EXERCISE AIM:
Drop the pictures, then extract the listing word for word.
--
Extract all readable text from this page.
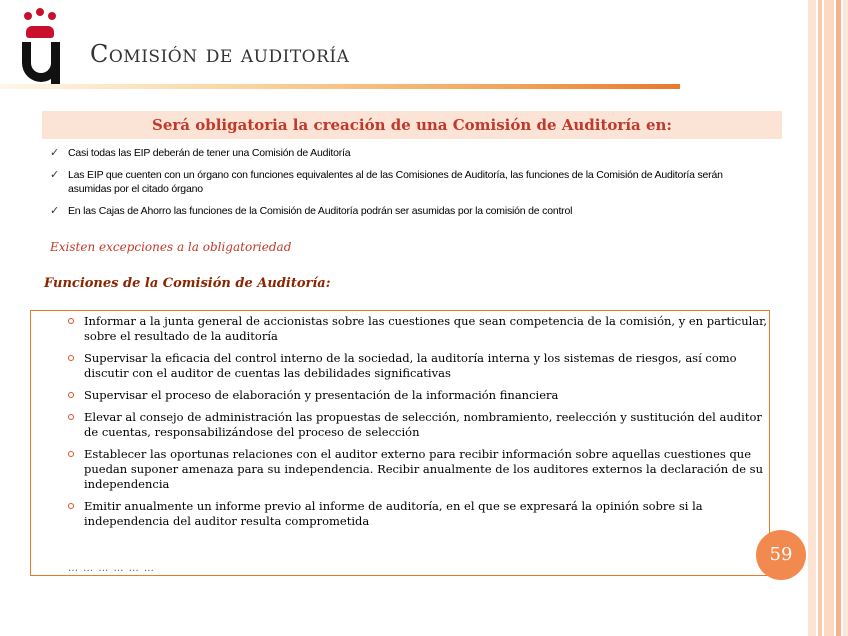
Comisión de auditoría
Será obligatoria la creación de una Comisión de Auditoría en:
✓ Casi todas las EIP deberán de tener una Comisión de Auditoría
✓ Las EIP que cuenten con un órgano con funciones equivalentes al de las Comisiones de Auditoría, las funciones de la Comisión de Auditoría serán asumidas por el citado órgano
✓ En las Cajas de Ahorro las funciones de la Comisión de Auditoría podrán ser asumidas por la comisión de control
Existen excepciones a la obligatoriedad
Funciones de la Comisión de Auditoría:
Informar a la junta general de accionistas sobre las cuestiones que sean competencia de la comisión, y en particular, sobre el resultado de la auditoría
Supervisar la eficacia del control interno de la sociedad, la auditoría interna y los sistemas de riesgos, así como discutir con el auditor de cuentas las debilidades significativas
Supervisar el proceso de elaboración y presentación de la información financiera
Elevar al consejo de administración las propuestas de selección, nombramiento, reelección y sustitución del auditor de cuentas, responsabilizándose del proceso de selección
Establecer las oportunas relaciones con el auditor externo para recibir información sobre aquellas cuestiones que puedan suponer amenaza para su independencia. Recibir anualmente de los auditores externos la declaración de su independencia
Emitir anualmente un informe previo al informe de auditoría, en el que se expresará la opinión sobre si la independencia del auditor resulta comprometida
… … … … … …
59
--
SOLUTION FOR THIS EXERCISE:
Extract all readable text from this page.
Comisión de auditoría
Será obligatoria la creación de una Comisión de Auditoría en:
✓ Casi todas las EIP deberán de tener una Comisión de Auditoría
✓ Las EIP que cuenten con un órgano con funciones equivalentes al de las Comisiones de Auditoría, las funciones de la Comisión de Auditoría serán asumidas por el citado órgano
✓ En las Cajas de Ahorro las funciones de la Comisión de Auditoría podrán ser asumidas por la comisión de control
Existen excepciones a la obligatoriedad
Funciones de la Comisión de Auditoría:
Informar a la junta general de accionistas sobre las cuestiones que sean competencia de la comisión, y en particular, sobre el resultado de la auditoría
Supervisar la eficacia del control interno de la sociedad, la auditoría interna y los sistemas de riesgos, así como discutir con el auditor de cuentas las debilidades significativas
Supervisar el proceso de elaboración y presentación de la información financiera
Elevar al consejo de administración las propuestas de selección, nombramiento, reelección y sustitución del auditor de cuentas, responsabilizándose del proceso de selección
Establecer las oportunas relaciones con el auditor externo para recibir información sobre aquellas cuestiones que puedan suponer amenaza para su independencia. Recibir anualmente de los auditores externos la declaración de su independencia
Emitir anualmente un informe previo al informe de auditoría, en el que se expresará la opinión sobre si la independencia del auditor resulta comprometida
… … … … … …
59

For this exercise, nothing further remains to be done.